Exercise task: Copy out the lines below, substituting "legend-text" for every occurrence of "legend-entry-label" and changing nothing else.

Extracted data:
- - -
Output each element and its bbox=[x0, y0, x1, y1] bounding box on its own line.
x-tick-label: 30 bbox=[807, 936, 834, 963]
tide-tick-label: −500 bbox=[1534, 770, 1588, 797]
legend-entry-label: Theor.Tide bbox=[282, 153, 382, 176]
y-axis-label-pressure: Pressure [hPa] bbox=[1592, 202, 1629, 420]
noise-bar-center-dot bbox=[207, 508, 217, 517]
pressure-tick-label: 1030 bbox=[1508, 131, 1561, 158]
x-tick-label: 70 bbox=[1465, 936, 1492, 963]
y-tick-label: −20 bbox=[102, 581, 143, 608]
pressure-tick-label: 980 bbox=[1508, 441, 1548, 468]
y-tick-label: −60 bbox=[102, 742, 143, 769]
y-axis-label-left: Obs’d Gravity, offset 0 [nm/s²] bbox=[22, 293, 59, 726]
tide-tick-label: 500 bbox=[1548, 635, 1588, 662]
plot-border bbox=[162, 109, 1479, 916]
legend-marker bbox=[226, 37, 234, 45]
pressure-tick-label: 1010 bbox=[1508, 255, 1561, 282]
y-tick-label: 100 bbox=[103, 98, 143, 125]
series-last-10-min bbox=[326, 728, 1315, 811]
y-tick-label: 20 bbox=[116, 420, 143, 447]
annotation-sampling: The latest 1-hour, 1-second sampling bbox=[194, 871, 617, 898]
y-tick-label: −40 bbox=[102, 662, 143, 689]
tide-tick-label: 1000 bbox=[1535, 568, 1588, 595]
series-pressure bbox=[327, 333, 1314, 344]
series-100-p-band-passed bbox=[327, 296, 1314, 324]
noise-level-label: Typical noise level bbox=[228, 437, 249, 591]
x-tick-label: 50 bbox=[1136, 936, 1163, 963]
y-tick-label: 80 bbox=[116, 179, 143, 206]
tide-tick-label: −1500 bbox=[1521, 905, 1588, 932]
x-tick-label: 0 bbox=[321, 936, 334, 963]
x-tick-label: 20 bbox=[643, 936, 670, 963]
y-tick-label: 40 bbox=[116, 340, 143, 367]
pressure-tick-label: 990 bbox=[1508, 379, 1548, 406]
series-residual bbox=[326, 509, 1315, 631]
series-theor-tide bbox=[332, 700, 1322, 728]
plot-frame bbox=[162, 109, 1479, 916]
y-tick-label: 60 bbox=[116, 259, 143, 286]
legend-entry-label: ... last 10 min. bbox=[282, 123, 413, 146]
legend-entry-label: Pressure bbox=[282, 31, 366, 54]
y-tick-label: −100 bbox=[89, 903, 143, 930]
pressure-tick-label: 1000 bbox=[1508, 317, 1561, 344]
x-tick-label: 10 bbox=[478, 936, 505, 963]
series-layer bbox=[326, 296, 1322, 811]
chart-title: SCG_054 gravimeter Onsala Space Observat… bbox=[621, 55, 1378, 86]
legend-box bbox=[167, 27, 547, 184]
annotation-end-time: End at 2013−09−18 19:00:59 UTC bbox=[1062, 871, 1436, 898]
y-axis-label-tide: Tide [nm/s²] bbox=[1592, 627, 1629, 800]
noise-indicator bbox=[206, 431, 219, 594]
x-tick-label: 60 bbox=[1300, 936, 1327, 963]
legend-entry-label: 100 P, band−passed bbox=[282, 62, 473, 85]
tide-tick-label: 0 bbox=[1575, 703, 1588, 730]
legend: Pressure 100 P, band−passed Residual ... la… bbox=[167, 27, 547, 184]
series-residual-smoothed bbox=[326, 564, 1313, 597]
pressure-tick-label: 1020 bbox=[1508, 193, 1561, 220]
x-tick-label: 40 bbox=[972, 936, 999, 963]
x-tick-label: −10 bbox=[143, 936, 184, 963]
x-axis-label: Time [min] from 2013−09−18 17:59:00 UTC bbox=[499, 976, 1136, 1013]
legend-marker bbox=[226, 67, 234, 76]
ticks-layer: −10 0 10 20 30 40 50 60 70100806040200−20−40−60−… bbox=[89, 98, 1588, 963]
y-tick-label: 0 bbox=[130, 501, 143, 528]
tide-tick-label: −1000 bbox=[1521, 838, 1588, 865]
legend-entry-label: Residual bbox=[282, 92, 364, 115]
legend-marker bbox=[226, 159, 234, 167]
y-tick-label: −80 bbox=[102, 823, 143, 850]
- - -
The output:
Output each element and its bbox=[x0, y0, x1, y1] bounding box on its own line.
x-tick-label: 30 bbox=[807, 936, 834, 963]
tide-tick-label: −500 bbox=[1534, 770, 1588, 797]
legend-text: Theor.Tide bbox=[282, 153, 382, 176]
y-axis-label-pressure: Pressure [hPa] bbox=[1592, 202, 1629, 420]
noise-bar-center-dot bbox=[207, 508, 217, 517]
pressure-tick-label: 1030 bbox=[1508, 131, 1561, 158]
x-tick-label: 70 bbox=[1465, 936, 1492, 963]
y-tick-label: −20 bbox=[102, 581, 143, 608]
pressure-tick-label: 980 bbox=[1508, 441, 1548, 468]
y-tick-label: −60 bbox=[102, 742, 143, 769]
y-axis-label-left: Obs’d Gravity, offset 0 [nm/s²] bbox=[22, 293, 59, 726]
tide-tick-label: 500 bbox=[1548, 635, 1588, 662]
plot-border bbox=[162, 109, 1479, 916]
legend-marker bbox=[226, 37, 234, 45]
pressure-tick-label: 1010 bbox=[1508, 255, 1561, 282]
y-tick-label: 100 bbox=[103, 98, 143, 125]
series-last-10-min bbox=[326, 728, 1315, 811]
y-tick-label: 20 bbox=[116, 420, 143, 447]
annotation-sampling: The latest 1-hour, 1-second sampling bbox=[194, 871, 617, 898]
y-tick-label: −40 bbox=[102, 662, 143, 689]
tide-tick-label: 1000 bbox=[1535, 568, 1588, 595]
series-pressure bbox=[327, 333, 1314, 344]
series-100-p-band-passed bbox=[327, 296, 1314, 324]
noise-level-label: Typical noise level bbox=[228, 437, 249, 591]
x-tick-label: 50 bbox=[1136, 936, 1163, 963]
y-tick-label: 80 bbox=[116, 179, 143, 206]
tide-tick-label: −1500 bbox=[1521, 905, 1588, 932]
x-tick-label: 0 bbox=[321, 936, 334, 963]
x-tick-label: 20 bbox=[643, 936, 670, 963]
y-tick-label: 40 bbox=[116, 340, 143, 367]
pressure-tick-label: 990 bbox=[1508, 379, 1548, 406]
series-residual bbox=[326, 509, 1315, 631]
series-theor-tide bbox=[332, 700, 1322, 728]
plot-frame bbox=[162, 109, 1479, 916]
y-tick-label: 60 bbox=[116, 259, 143, 286]
legend-text: ... last 10 min. bbox=[282, 123, 413, 146]
legend-text: Pressure bbox=[282, 31, 366, 54]
y-tick-label: −100 bbox=[89, 903, 143, 930]
pressure-tick-label: 1000 bbox=[1508, 317, 1561, 344]
x-tick-label: 10 bbox=[478, 936, 505, 963]
series-layer bbox=[326, 296, 1322, 811]
chart-title: SCG_054 gravimeter Onsala Space Observat… bbox=[621, 55, 1378, 86]
legend-box bbox=[167, 27, 547, 184]
annotation-end-time: End at 2013−09−18 19:00:59 UTC bbox=[1062, 871, 1436, 898]
y-axis-label-tide: Tide [nm/s²] bbox=[1592, 627, 1629, 800]
noise-indicator bbox=[206, 431, 219, 594]
x-tick-label: 60 bbox=[1300, 936, 1327, 963]
legend-text: 100 P, band−passed bbox=[282, 62, 473, 85]
tide-tick-label: 0 bbox=[1575, 703, 1588, 730]
legend: Pressure 100 P, band−passed Residual ... la… bbox=[167, 27, 547, 184]
series-residual-smoothed bbox=[326, 564, 1313, 597]
pressure-tick-label: 1020 bbox=[1508, 193, 1561, 220]
x-tick-label: 40 bbox=[972, 936, 999, 963]
x-tick-label: −10 bbox=[143, 936, 184, 963]
x-axis-label: Time [min] from 2013−09−18 17:59:00 UTC bbox=[499, 976, 1136, 1013]
legend-marker bbox=[226, 67, 234, 76]
ticks-layer: −10 0 10 20 30 40 50 60 70100806040200−20−40−60−… bbox=[89, 98, 1588, 963]
y-tick-label: 0 bbox=[130, 501, 143, 528]
tide-tick-label: −1000 bbox=[1521, 838, 1588, 865]
legend-text: Residual bbox=[282, 92, 364, 115]
legend-marker bbox=[226, 159, 234, 167]
y-tick-label: −80 bbox=[102, 823, 143, 850]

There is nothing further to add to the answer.